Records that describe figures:

☆ ☆ ☆ ☆ ☆

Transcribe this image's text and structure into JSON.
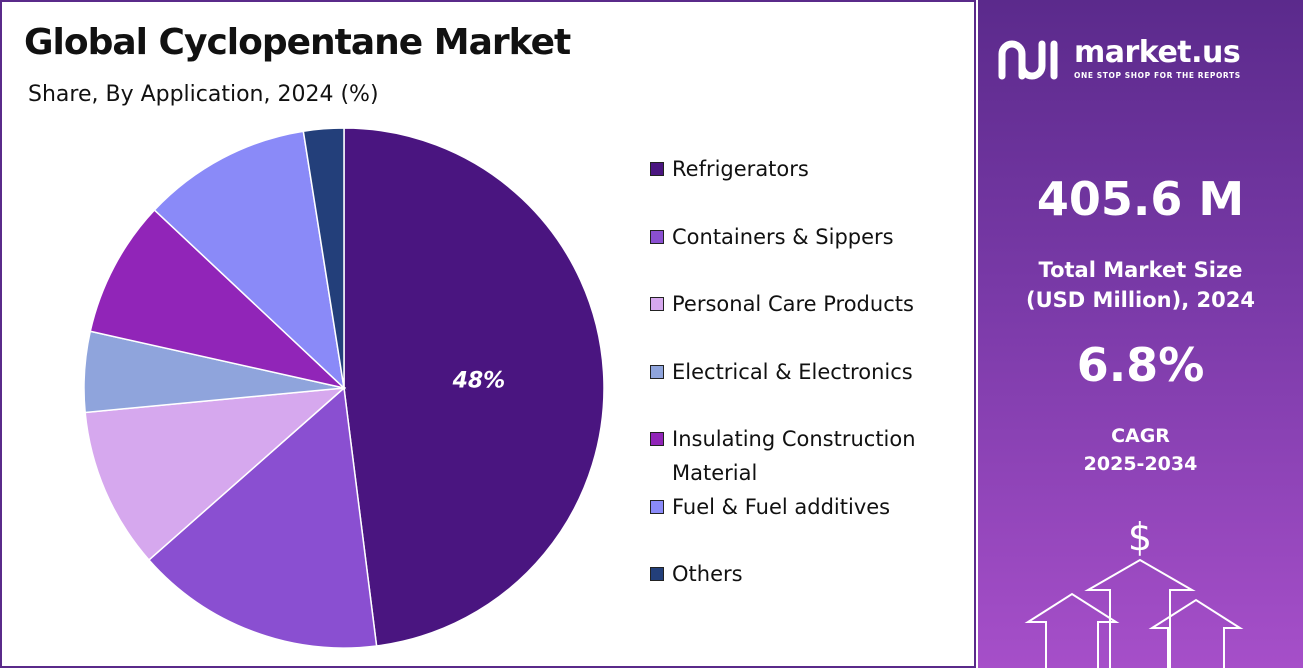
{
  "title": "Global Cyclopentane Market",
  "subtitle": "Share, By Application, 2024 (%)",
  "chart_data": {
    "type": "pie",
    "start_angle_deg": 0,
    "direction": "clockwise",
    "slices": [
      {
        "label": "Refrigerators",
        "value": 48,
        "color": "#4a1580",
        "show_label": true,
        "data_label": "48%"
      },
      {
        "label": "Containers & Sippers",
        "value": 15.5,
        "color": "#8a4fd1"
      },
      {
        "label": "Personal Care Products",
        "value": 10,
        "color": "#d6a8ee"
      },
      {
        "label": "Electrical & Electronics",
        "value": 5,
        "color": "#8fa4dc"
      },
      {
        "label": "Insulating Construction Material",
        "value": 8.5,
        "color": "#9125b8"
      },
      {
        "label": "Fuel & Fuel additives",
        "value": 10.5,
        "color": "#8a8af8"
      },
      {
        "label": "Others",
        "value": 2.5,
        "color": "#233f7a"
      }
    ]
  },
  "brand": {
    "name": "market.us",
    "tagline": "ONE STOP SHOP FOR THE REPORTS"
  },
  "stats": {
    "market_size": "405.6 M",
    "market_size_label_1": "Total Market Size",
    "market_size_label_2": "(USD Million), 2024",
    "cagr": "6.8%",
    "cagr_label_1": "CAGR",
    "cagr_label_2": "2025-2034"
  },
  "decor": {
    "dollar_symbol": "$"
  },
  "colors": {
    "panel_top": "#5b2a8c",
    "panel_bottom": "#a64fc9",
    "border": "#5a2a8a"
  }
}
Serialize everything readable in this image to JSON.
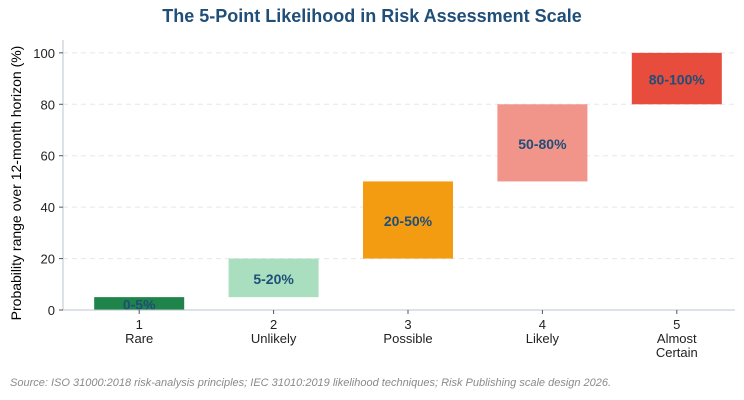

☆ ☆ ☆ ☆ ☆

■ **Goal**:
Leave the images out and output the remaining material exactly as it stands.

■ **Solution to the exercise**:
Transcribe this image's text and structure into JSON.
{
  "title": "Global Cyclopentane Market",
  "subtitle": "Share, By Application, 2024 (%)",
  "chart_data": {
    "type": "pie",
    "start_angle_deg": 0,
    "direction": "clockwise",
    "slices": [
      {
        "label": "Refrigerators",
        "value": 48,
        "color": "#4a1580",
        "show_label": true,
        "data_label": "48%"
      },
      {
        "label": "Containers & Sippers",
        "value": 15.5,
        "color": "#8a4fd1"
      },
      {
        "label": "Personal Care Products",
        "value": 10,
        "color": "#d6a8ee"
      },
      {
        "label": "Electrical & Electronics",
        "value": 5,
        "color": "#8fa4dc"
      },
      {
        "label": "Insulating Construction Material",
        "value": 8.5,
        "color": "#9125b8"
      },
      {
        "label": "Fuel & Fuel additives",
        "value": 10.5,
        "color": "#8a8af8"
      },
      {
        "label": "Others",
        "value": 2.5,
        "color": "#233f7a"
      }
    ]
  },
  "brand": {
    "name": "market.us",
    "tagline": "ONE STOP SHOP FOR THE REPORTS"
  },
  "stats": {
    "market_size": "405.6 M",
    "market_size_label_1": "Total Market Size",
    "market_size_label_2": "(USD Million), 2024",
    "cagr": "6.8%",
    "cagr_label_1": "CAGR",
    "cagr_label_2": "2025-2034"
  },
  "decor": {
    "dollar_symbol": "$"
  },
  "colors": {
    "panel_top": "#5b2a8c",
    "panel_bottom": "#a64fc9",
    "border": "#5a2a8a"
  }
}
Serialize everything readable in this image to JSON.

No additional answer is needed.